▸ Required work
Give the number of lines containing the word "type" and nothing more.

▸ Supplied records
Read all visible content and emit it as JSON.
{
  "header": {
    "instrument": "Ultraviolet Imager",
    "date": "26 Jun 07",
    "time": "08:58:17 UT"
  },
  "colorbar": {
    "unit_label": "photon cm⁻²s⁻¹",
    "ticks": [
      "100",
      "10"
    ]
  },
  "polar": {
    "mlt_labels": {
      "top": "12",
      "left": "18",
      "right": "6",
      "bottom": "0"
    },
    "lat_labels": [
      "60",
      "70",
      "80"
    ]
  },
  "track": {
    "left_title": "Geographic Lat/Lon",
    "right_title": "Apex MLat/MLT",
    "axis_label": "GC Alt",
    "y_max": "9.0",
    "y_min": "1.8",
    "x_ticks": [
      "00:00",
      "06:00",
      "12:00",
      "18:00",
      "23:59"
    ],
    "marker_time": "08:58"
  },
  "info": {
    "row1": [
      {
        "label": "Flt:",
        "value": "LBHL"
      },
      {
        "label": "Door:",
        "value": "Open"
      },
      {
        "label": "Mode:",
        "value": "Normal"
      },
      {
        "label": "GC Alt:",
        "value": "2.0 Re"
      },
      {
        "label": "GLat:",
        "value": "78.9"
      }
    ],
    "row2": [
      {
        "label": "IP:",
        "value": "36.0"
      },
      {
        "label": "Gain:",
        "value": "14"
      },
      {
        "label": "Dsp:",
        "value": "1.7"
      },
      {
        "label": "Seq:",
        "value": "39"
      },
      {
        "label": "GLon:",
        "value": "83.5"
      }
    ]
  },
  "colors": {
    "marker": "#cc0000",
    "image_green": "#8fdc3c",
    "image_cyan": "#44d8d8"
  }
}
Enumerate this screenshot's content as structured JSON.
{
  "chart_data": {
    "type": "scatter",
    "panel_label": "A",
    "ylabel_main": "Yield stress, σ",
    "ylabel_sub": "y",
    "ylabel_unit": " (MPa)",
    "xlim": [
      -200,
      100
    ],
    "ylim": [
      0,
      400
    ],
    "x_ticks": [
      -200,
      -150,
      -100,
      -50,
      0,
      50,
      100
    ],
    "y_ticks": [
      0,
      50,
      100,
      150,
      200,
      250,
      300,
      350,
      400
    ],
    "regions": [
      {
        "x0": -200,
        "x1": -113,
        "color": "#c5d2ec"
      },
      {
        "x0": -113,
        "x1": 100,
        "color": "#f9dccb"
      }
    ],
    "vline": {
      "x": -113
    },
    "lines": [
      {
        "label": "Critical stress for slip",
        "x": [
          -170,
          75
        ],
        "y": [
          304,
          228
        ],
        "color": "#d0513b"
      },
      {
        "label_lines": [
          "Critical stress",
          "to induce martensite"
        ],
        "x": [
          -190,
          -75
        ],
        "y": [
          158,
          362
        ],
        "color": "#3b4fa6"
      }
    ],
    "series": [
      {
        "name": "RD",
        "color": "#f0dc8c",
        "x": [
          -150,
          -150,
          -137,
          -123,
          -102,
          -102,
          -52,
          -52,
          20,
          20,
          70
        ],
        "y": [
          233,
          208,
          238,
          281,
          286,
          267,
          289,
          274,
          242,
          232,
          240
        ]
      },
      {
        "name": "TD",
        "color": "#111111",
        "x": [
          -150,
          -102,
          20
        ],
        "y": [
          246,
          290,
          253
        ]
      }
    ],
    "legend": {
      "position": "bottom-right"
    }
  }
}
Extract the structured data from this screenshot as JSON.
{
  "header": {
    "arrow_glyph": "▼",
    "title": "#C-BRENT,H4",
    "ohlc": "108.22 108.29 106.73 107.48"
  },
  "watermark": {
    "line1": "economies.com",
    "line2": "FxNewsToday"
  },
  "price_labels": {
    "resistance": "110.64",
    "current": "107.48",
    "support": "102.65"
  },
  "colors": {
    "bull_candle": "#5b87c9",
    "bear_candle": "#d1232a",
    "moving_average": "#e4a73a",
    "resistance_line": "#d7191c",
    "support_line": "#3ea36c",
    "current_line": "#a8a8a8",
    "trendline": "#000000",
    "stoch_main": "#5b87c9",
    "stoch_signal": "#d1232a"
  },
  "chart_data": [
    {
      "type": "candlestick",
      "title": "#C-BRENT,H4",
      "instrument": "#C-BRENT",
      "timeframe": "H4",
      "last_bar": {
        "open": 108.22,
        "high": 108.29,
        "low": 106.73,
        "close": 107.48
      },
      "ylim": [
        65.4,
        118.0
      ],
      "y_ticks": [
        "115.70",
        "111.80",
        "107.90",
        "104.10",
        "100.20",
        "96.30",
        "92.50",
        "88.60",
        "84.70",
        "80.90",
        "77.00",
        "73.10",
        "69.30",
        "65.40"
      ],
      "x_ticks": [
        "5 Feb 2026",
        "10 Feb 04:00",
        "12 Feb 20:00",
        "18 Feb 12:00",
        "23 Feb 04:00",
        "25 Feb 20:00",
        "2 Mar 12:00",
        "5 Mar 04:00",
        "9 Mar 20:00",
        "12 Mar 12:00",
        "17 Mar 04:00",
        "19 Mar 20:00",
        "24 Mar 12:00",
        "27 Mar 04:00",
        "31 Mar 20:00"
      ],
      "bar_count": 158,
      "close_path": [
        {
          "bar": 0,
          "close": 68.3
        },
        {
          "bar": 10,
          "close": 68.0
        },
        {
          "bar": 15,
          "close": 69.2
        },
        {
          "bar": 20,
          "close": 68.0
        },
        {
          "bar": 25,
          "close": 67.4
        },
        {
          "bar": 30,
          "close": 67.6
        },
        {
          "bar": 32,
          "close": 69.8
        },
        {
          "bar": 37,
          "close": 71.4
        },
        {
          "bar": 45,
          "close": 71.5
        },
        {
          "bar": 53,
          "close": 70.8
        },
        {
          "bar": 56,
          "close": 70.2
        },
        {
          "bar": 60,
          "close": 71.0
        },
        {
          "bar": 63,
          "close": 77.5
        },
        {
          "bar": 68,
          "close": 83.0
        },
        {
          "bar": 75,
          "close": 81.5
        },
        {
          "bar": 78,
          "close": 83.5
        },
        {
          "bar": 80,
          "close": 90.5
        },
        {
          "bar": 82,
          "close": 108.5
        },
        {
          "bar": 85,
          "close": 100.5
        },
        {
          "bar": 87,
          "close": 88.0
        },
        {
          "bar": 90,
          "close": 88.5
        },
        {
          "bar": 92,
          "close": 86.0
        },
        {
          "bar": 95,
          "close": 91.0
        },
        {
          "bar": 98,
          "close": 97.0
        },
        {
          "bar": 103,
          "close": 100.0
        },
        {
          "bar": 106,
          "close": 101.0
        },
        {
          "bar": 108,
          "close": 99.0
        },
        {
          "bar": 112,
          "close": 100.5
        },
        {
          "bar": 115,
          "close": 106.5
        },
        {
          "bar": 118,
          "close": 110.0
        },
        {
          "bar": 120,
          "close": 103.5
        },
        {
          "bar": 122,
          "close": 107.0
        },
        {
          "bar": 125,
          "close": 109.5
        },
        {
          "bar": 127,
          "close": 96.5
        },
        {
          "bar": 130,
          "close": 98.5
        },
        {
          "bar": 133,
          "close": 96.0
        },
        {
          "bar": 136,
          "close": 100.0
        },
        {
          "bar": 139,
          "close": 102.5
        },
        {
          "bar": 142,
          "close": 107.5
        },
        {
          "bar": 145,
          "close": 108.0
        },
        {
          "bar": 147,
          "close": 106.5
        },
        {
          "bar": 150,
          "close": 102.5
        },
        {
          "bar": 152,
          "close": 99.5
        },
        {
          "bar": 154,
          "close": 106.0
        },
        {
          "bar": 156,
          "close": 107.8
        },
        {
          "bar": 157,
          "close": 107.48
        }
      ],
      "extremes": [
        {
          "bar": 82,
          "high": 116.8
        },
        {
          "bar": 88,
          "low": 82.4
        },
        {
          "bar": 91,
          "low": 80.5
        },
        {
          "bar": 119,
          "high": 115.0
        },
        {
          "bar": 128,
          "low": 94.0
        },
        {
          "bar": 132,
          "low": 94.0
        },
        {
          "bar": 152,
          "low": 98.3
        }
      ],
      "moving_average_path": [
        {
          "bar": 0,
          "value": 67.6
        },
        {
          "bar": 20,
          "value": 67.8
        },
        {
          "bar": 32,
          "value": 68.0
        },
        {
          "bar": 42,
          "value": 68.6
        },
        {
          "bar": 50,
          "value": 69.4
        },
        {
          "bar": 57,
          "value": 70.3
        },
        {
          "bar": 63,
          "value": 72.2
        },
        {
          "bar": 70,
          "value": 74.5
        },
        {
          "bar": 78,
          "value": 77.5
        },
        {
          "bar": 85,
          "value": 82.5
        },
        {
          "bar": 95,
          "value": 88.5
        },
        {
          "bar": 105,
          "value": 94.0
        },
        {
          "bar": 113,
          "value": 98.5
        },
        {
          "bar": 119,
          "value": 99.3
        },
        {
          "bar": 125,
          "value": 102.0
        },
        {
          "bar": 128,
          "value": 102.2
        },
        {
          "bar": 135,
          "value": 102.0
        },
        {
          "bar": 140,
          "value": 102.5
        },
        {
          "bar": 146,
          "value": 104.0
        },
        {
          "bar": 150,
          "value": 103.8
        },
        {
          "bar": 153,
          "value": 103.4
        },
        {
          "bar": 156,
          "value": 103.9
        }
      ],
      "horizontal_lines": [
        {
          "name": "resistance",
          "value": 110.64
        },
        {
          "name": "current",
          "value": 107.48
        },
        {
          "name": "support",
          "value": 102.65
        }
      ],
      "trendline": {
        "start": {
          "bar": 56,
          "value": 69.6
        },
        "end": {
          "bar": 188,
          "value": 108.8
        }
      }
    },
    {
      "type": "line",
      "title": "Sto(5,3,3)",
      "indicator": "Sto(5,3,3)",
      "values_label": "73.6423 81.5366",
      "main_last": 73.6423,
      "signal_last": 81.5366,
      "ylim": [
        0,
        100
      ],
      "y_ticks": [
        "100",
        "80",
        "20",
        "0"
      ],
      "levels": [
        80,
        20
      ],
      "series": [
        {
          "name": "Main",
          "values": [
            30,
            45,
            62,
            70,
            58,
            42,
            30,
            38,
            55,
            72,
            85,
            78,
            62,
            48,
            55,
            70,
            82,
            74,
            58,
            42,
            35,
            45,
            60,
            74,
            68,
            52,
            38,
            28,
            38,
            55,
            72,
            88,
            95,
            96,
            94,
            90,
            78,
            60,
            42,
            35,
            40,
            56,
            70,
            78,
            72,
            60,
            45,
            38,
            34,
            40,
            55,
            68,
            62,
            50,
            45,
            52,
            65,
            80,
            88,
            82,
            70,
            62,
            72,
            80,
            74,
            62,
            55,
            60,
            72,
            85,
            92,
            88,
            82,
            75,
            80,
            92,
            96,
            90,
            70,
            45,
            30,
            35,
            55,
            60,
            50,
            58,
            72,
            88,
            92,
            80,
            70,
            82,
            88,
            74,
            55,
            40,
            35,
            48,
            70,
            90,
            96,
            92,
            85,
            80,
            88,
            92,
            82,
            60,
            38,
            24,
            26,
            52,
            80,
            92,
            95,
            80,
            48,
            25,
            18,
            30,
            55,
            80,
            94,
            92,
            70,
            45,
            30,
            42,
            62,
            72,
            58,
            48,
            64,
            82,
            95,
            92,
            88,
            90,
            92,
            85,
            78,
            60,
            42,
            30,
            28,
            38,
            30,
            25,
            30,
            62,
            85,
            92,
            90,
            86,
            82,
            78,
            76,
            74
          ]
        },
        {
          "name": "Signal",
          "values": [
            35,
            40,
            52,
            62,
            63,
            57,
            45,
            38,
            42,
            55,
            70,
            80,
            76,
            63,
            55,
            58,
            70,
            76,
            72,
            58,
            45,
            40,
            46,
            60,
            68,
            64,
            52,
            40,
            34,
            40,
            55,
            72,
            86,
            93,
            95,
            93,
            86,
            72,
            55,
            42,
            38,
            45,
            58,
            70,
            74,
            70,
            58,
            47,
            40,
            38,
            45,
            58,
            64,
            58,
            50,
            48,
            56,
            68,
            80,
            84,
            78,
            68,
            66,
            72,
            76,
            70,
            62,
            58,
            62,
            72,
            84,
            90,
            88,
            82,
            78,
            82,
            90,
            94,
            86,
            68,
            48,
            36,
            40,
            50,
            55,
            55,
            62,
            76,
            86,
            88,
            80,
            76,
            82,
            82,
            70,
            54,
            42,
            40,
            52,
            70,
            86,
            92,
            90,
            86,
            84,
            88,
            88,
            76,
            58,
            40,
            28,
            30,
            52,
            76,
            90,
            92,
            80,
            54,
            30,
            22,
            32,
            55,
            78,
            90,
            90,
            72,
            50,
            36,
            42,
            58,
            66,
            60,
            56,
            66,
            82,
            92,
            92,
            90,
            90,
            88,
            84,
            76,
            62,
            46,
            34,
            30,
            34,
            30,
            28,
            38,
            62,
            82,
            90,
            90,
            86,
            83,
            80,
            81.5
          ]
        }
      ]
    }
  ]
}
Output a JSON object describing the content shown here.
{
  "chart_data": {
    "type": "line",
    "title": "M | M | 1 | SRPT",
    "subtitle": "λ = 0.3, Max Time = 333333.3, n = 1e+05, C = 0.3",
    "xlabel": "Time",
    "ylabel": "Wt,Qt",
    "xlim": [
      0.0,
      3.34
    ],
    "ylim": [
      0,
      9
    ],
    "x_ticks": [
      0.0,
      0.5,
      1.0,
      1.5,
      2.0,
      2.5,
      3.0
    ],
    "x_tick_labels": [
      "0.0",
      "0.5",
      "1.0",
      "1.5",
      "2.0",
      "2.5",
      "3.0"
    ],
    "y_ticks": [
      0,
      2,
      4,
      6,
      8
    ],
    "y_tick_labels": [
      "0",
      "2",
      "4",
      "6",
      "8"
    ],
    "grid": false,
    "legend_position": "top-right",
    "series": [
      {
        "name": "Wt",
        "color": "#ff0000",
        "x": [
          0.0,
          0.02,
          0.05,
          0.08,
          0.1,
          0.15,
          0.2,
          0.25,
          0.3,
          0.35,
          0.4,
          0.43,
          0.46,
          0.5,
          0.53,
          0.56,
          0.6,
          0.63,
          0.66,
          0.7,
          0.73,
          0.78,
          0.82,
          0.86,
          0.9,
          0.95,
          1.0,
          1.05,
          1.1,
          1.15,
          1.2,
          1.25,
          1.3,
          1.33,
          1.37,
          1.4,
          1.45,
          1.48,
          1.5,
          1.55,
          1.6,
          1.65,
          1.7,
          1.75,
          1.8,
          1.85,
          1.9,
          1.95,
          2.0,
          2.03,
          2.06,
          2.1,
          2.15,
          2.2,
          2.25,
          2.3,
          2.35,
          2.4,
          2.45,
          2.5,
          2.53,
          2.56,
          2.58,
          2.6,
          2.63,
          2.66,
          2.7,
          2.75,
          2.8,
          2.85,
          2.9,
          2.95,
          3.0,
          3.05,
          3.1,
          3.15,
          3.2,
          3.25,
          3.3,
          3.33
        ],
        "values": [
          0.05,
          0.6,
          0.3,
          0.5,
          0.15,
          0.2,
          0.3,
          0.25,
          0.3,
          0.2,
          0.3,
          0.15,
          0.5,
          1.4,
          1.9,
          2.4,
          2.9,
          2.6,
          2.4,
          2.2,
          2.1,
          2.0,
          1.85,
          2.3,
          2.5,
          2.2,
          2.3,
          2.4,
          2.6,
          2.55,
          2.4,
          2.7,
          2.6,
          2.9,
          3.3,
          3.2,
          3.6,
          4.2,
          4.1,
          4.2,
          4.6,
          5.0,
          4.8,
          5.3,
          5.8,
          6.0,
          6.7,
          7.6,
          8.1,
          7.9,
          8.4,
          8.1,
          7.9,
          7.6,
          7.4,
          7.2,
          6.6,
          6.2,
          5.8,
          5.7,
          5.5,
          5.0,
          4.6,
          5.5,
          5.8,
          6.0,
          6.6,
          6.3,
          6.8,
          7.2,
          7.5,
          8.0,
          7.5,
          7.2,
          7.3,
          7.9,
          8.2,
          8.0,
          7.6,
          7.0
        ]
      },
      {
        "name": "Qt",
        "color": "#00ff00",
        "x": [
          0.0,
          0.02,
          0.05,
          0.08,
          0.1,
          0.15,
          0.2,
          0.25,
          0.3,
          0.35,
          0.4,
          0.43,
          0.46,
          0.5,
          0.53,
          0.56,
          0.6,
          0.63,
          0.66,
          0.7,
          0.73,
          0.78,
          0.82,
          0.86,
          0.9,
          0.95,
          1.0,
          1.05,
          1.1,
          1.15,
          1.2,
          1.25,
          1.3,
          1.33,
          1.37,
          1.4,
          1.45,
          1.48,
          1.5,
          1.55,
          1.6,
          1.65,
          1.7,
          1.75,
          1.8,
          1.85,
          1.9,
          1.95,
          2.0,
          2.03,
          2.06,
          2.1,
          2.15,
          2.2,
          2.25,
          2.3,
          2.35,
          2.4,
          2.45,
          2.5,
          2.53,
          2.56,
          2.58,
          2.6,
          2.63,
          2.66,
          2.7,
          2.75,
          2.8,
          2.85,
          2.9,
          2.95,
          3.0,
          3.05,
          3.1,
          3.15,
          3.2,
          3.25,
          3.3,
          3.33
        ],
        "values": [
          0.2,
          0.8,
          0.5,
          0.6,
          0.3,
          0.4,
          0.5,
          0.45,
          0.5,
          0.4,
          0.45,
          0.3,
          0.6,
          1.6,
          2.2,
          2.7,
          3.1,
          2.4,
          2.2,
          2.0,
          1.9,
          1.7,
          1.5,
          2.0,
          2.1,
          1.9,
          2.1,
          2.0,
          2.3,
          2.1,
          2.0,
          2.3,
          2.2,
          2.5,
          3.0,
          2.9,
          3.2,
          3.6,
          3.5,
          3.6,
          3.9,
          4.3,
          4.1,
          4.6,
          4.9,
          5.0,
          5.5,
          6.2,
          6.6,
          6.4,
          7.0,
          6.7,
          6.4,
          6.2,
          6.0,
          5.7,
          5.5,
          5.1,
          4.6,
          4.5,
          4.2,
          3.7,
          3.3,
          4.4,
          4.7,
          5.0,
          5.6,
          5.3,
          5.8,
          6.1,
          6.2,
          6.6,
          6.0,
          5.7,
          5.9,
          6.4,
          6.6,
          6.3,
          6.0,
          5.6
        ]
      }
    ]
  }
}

▸ Task answer
4